- Directions for this task: Set down the whole listing verbatim.

- Input rows:

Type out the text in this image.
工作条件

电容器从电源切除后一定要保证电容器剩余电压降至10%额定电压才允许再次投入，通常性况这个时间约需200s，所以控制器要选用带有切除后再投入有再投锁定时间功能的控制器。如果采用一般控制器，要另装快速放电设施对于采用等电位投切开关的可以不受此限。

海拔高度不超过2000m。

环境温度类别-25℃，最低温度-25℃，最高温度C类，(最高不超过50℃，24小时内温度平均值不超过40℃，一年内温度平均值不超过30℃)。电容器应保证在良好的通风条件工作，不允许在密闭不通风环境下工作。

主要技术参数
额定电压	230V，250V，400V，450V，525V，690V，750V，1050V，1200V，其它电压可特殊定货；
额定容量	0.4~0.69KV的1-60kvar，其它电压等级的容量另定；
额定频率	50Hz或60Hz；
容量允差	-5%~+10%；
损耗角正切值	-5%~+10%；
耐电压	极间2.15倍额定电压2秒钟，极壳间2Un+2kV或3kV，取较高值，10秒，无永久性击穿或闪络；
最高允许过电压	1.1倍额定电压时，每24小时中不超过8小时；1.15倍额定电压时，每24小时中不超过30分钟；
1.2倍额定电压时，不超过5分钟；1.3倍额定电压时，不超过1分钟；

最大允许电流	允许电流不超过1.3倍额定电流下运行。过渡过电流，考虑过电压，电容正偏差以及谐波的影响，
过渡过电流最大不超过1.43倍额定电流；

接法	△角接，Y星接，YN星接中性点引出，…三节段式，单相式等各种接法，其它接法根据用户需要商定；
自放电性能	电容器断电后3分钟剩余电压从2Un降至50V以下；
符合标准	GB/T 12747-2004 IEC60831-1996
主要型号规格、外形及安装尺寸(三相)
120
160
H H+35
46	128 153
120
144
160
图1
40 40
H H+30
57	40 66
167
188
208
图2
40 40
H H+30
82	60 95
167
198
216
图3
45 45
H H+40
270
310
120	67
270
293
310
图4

- Correct answer:
Type out the text in this image.
工作条件

电容器从电源切除后一定要保证电容器剩余电压降至10%额定电压才允许再次投入，通常性况这个时间约需200s，所以控制器要选用带有切除后再投入有再投锁定时间功能的控制器。如果采用一般控制器，要另装快速放电设施对于采用等电位投切开关的可以不受此限。

海拔高度不超过2000m。

环境温度类别-25℃，最低温度-25℃，最高温度C类，(最高不超过50℃，24小时内温度平均值不超过40℃，一年内温度平均值不超过30℃)。电容器应保证在良好的通风条件工作，不允许在密闭不通风环境下工作。

主要技术参数
额定电压	230V，250V，400V，450V，525V，690V，750V，1050V，1200V，其它电压可特殊定货；
额定容量	0.4~0.69KV的1-60kvar，其它电压等级的容量另定；
额定频率	50Hz或60Hz；
容量允差	-5%~+10%；
损耗角正切值	-5%~+10%；
耐电压	极间2.15倍额定电压2秒钟，极壳间2Un+2kV或3kV，取较高值，10秒，无永久性击穿或闪络；
最高允许过电压	1.1倍额定电压时，每24小时中不超过8小时；1.15倍额定电压时，每24小时中不超过30分钟；
1.2倍额定电压时，不超过5分钟；1.3倍额定电压时，不超过1分钟；

最大允许电流	允许电流不超过1.3倍额定电流下运行。过渡过电流，考虑过电压，电容正偏差以及谐波的影响，
过渡过电流最大不超过1.43倍额定电流；

接法	△角接，Y星接，YN星接中性点引出，…三节段式，单相式等各种接法，其它接法根据用户需要商定；
自放电性能	电容器断电后3分钟剩余电压从2Un降至50V以下；
符合标准	GB/T 12747-2004 IEC60831-1996
主要型号规格、外形及安装尺寸(三相)
120
160
H H+35
46	128 153
120
144
160
图1
40 40
H H+30
57	40 66
167
188
208
图2
40 40
H H+30
82	60 95
167
198
216
图3
45 45
H H+40
270
310
120	67
270
293
310
图4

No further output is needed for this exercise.